EXERCISE TASK: Print the records from the line with "intent-cell: I <box>400 372 500 449</box>" to the line with "filter-untapped[interactable]: Untapped 353.4K", reproducing each line without any change.

--- START OF RECORDS SHOWN ---

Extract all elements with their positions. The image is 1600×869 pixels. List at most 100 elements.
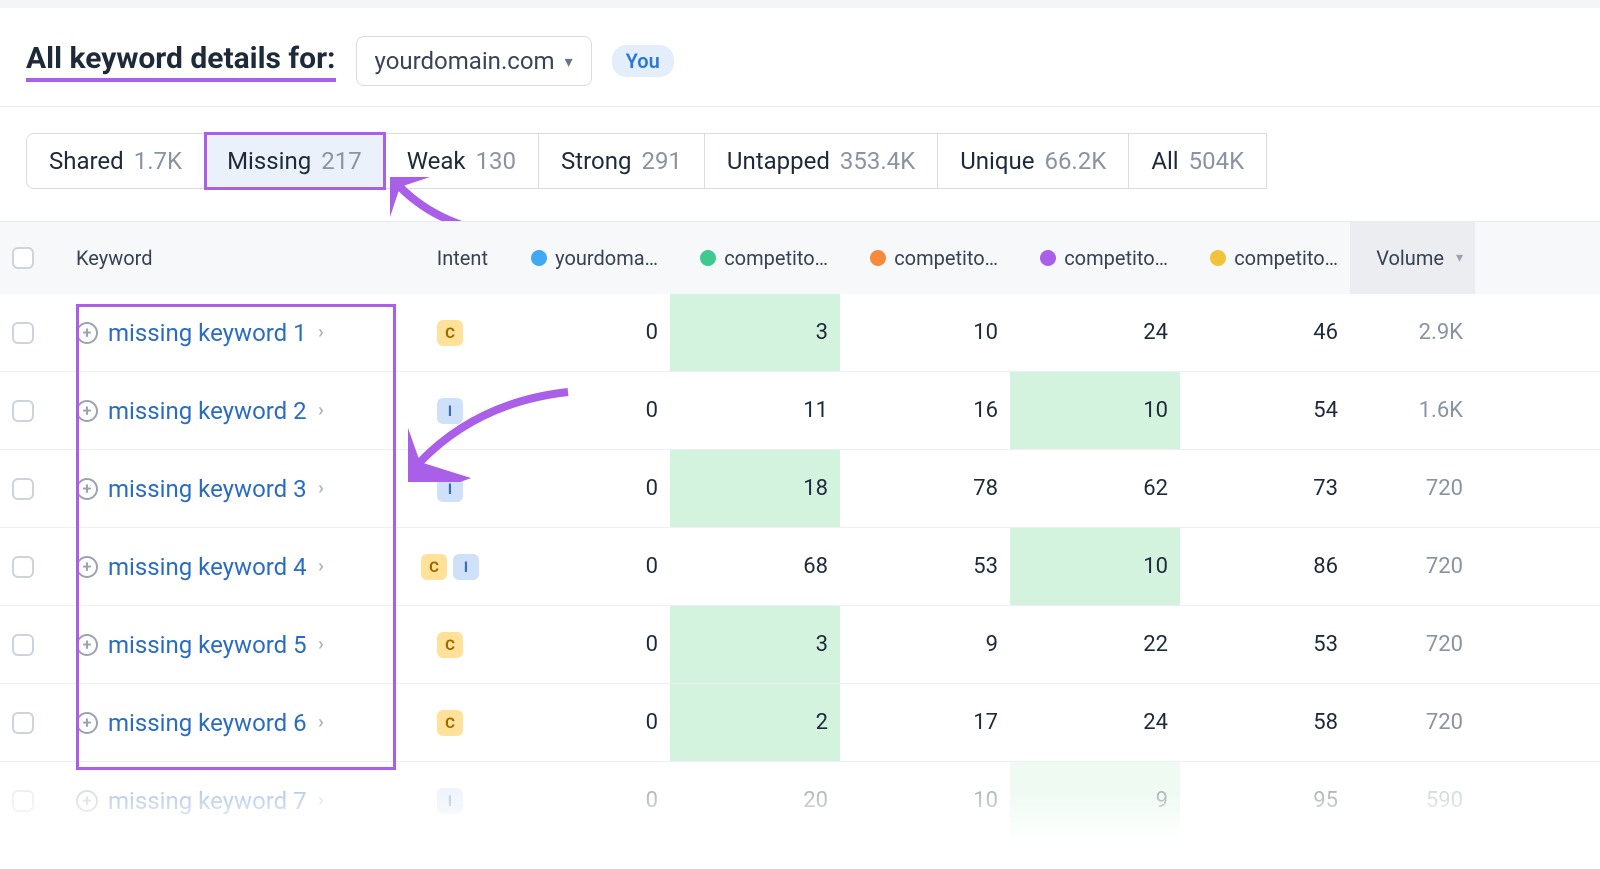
intent-cell: I <box>400 372 500 449</box>
expand-icon[interactable]: + <box>76 634 98 656</box>
intent-cell: C <box>400 294 500 371</box>
value-c3: 24 <box>1010 684 1180 761</box>
filter-all[interactable]: All 504K <box>1129 133 1267 189</box>
value-yourdomain: 0 <box>500 528 670 605</box>
value-c1: 11 <box>670 372 840 449</box>
filter-count: 217 <box>321 147 361 175</box>
col-competitor-1[interactable]: competito… <box>670 246 840 270</box>
col-yourdomain[interactable]: yourdoma… <box>500 246 670 270</box>
expand-icon[interactable]: + <box>76 712 98 734</box>
keyword-link[interactable]: missing keyword 4 <box>108 553 307 581</box>
value-c3: 62 <box>1010 450 1180 527</box>
value-c3: 22 <box>1010 606 1180 683</box>
expand-icon[interactable]: + <box>76 400 98 422</box>
volume-value: 2.9K <box>1350 294 1475 371</box>
value-c3: 10 <box>1010 528 1180 605</box>
keyword-link[interactable]: missing keyword 2 <box>108 397 307 425</box>
value-c4: 58 <box>1180 684 1350 761</box>
row-checkbox[interactable] <box>12 322 34 344</box>
value-c2: 16 <box>840 372 1010 449</box>
filter-untapped[interactable]: Untapped 353.4K <box>705 133 938 189</box>
row-checkbox[interactable] <box>12 400 34 422</box>
col-competitor-3[interactable]: competito… <box>1010 246 1180 270</box>
header: All keyword details for: yourdomain.com … <box>0 8 1600 107</box>
value-c2: 17 <box>840 684 1010 761</box>
header-checkbox-col <box>0 247 64 269</box>
page-title: All keyword details for: <box>26 41 336 82</box>
volume-value: 720 <box>1350 684 1475 761</box>
expand-icon[interactable]: + <box>76 790 98 812</box>
value-c1: 18 <box>670 450 840 527</box>
intent-badge-i: I <box>453 554 479 580</box>
table-row: +missing keyword 2››I0111610541.6K <box>0 372 1600 450</box>
intent-cell: I <box>400 450 500 527</box>
filter-weak[interactable]: Weak 130 <box>385 133 539 189</box>
filter-count: 291 <box>641 147 681 175</box>
keyword-cell: +missing keyword 6›› <box>64 684 400 761</box>
filter-unique[interactable]: Unique 66.2K <box>938 133 1129 189</box>
intent-cell: C <box>400 606 500 683</box>
row-checkbox[interactable] <box>12 556 34 578</box>
col-volume[interactable]: Volume ▾ <box>1350 222 1475 294</box>
domain-select[interactable]: yourdomain.com ▾ <box>356 36 592 86</box>
value-c2: 10 <box>840 762 1010 839</box>
table-header: Keyword Intent yourdoma… competito… comp… <box>0 222 1600 294</box>
keyword-link[interactable]: missing keyword 3 <box>108 475 307 503</box>
filter-strong[interactable]: Strong 291 <box>539 133 705 189</box>
filter-shared[interactable]: Shared 1.7K <box>26 133 205 189</box>
value-c1: 68 <box>670 528 840 605</box>
value-c3: 10 <box>1010 372 1180 449</box>
expand-icon[interactable]: + <box>76 556 98 578</box>
top-border-strip <box>0 0 1600 8</box>
volume-value: 590 <box>1350 762 1475 839</box>
expand-icon[interactable]: + <box>76 478 98 500</box>
intent-badge-i: I <box>437 788 463 814</box>
value-c1: 20 <box>670 762 840 839</box>
value-yourdomain: 0 <box>500 372 670 449</box>
value-c1: 3 <box>670 606 840 683</box>
expand-icon[interactable]: + <box>76 322 98 344</box>
keyword-link[interactable]: missing keyword 7 <box>108 787 307 815</box>
keyword-cell: +missing keyword 3›› <box>64 450 400 527</box>
filter-label: Weak <box>407 147 466 175</box>
filter-label: Shared <box>49 147 124 175</box>
value-c4: 46 <box>1180 294 1350 371</box>
keyword-cell: +missing keyword 1›› <box>64 294 400 371</box>
value-c2: 78 <box>840 450 1010 527</box>
select-all-checkbox[interactable] <box>12 247 34 269</box>
value-c4: 86 <box>1180 528 1350 605</box>
row-checkbox[interactable] <box>12 790 34 812</box>
row-checkbox[interactable] <box>12 712 34 734</box>
row-checkbox[interactable] <box>12 634 34 656</box>
dot-icon <box>700 250 716 266</box>
keyword-link[interactable]: missing keyword 6 <box>108 709 307 737</box>
intent-badge-c: C <box>421 554 447 580</box>
col-competitor-4[interactable]: competito… <box>1180 246 1350 270</box>
col-keyword[interactable]: Keyword <box>64 246 400 270</box>
filter-count: 66.2K <box>1044 147 1106 175</box>
filter-count: 130 <box>476 147 516 175</box>
intent-badge-i: I <box>437 398 463 424</box>
col-intent[interactable]: Intent <box>400 246 500 270</box>
filter-label: All <box>1151 147 1178 175</box>
intent-badge-c: C <box>437 710 463 736</box>
intent-cell: CI <box>400 528 500 605</box>
keyword-link[interactable]: missing keyword 5 <box>108 631 307 659</box>
value-c2: 10 <box>840 294 1010 371</box>
value-yourdomain: 0 <box>500 684 670 761</box>
dot-icon <box>1040 250 1056 266</box>
table-row: +missing keyword 3››I018786273720 <box>0 450 1600 528</box>
row-checkbox[interactable] <box>12 478 34 500</box>
value-yourdomain: 0 <box>500 450 670 527</box>
col-competitor-2[interactable]: competito… <box>840 246 1010 270</box>
table-row: +missing keyword 1››C031024462.9K <box>0 294 1600 372</box>
sort-desc-icon: ▾ <box>1456 250 1463 266</box>
filter-missing[interactable]: Missing 217 <box>205 133 385 189</box>
volume-value: 720 <box>1350 528 1475 605</box>
you-badge: You <box>612 45 674 77</box>
keyword-cell: +missing keyword 5›› <box>64 606 400 683</box>
value-yourdomain: 0 <box>500 762 670 839</box>
filter-count: 504K <box>1189 147 1245 175</box>
keyword-link[interactable]: missing keyword 1 <box>108 319 307 347</box>
chevron-down-icon: ▾ <box>565 52 573 71</box>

--- END OF RECORDS SHOWN ---

EXERCISE ANSWER:
intent-cell: I <box>400 372 500 449</box>
expand-icon[interactable]: + <box>76 634 98 656</box>
intent-cell: C <box>400 294 500 371</box>
value-c3: 24 <box>1010 684 1180 761</box>
filter-all[interactable]: All 504K <box>1129 133 1267 189</box>
value-yourdomain: 0 <box>500 528 670 605</box>
value-c1: 11 <box>670 372 840 449</box>
filter-count: 217 <box>321 147 361 175</box>
col-competitor-1[interactable]: competito… <box>670 246 840 270</box>
col-yourdomain[interactable]: yourdoma… <box>500 246 670 270</box>
expand-icon[interactable]: + <box>76 712 98 734</box>
keyword-link[interactable]: missing keyword 4 <box>108 553 307 581</box>
value-c3: 62 <box>1010 450 1180 527</box>
value-c3: 22 <box>1010 606 1180 683</box>
expand-icon[interactable]: + <box>76 400 98 422</box>
volume-value: 2.9K <box>1350 294 1475 371</box>
value-c3: 10 <box>1010 528 1180 605</box>
keyword-link[interactable]: missing keyword 2 <box>108 397 307 425</box>
value-c4: 58 <box>1180 684 1350 761</box>
row-checkbox[interactable] <box>12 322 34 344</box>
value-c2: 16 <box>840 372 1010 449</box>
filter-untapped[interactable]: Untapped 353.4K <box>705 133 938 189</box>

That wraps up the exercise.